(Extracted data entries)
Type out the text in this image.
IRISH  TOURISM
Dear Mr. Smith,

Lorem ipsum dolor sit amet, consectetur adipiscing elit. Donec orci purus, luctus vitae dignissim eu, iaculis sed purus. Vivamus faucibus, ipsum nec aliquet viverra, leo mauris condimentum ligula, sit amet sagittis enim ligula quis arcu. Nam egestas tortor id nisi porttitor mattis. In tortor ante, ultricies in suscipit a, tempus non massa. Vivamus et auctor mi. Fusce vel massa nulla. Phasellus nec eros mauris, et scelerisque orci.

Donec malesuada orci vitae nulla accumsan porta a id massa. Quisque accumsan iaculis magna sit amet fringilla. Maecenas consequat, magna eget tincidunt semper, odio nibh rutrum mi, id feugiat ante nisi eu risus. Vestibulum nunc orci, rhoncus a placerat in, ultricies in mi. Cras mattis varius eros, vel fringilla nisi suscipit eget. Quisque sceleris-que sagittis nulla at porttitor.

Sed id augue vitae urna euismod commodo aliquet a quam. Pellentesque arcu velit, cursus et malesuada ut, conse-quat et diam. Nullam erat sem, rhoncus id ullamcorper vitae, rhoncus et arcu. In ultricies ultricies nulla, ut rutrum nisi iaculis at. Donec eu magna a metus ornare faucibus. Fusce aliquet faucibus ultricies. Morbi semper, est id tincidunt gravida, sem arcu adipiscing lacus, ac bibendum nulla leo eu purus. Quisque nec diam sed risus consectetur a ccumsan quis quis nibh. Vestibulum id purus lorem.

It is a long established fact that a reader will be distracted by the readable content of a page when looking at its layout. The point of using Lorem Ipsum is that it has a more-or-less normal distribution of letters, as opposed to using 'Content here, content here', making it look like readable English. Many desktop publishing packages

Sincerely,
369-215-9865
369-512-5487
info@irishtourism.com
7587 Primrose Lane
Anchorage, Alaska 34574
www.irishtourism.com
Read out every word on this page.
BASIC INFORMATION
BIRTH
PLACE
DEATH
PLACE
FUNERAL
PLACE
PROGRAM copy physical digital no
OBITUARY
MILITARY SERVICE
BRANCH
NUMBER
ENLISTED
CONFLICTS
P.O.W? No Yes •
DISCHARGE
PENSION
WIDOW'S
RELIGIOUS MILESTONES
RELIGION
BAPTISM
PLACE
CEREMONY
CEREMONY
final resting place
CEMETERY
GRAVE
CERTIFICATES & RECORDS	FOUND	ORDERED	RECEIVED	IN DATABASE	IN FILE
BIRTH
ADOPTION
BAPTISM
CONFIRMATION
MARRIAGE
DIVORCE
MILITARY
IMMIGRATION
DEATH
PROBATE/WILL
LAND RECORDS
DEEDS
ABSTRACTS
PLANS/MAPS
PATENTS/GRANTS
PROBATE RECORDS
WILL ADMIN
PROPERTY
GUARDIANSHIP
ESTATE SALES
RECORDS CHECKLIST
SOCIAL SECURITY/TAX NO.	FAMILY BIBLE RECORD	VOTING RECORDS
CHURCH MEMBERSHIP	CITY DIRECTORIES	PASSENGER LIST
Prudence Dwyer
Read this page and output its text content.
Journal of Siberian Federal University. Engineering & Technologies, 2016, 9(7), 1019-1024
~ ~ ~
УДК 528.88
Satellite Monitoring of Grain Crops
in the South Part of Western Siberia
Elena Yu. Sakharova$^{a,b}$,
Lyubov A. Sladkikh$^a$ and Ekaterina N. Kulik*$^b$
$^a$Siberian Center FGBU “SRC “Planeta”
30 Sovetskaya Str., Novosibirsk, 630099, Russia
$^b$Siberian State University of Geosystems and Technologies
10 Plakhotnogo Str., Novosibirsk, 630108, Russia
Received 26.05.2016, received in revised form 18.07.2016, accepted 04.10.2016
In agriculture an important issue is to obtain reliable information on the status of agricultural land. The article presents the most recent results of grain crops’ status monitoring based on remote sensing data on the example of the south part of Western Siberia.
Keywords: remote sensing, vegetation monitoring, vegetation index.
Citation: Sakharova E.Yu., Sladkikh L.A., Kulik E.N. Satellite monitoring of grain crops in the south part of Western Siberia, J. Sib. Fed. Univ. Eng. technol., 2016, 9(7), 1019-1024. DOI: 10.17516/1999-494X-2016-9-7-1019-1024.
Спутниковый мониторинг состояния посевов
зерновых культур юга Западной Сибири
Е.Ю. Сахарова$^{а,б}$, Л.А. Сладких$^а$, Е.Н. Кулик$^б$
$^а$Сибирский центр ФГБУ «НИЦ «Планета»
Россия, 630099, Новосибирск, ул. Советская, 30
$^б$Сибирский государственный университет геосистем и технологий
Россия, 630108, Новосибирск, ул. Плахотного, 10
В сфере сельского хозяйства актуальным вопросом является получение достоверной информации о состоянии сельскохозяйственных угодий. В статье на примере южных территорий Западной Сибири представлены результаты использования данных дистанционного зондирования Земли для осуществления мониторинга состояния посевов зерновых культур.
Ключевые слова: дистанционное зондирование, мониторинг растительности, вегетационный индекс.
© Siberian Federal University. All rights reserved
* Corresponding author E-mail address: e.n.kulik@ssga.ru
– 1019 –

• What the exercise asks
From the listing above, collect every line that mentions the word "Technologies".

• Written solution
Journal of Siberian Federal University. Engineering & Technologies, 2016, 9(7), 1019-1024
$^b$Siberian State University of Geosystems and Technologies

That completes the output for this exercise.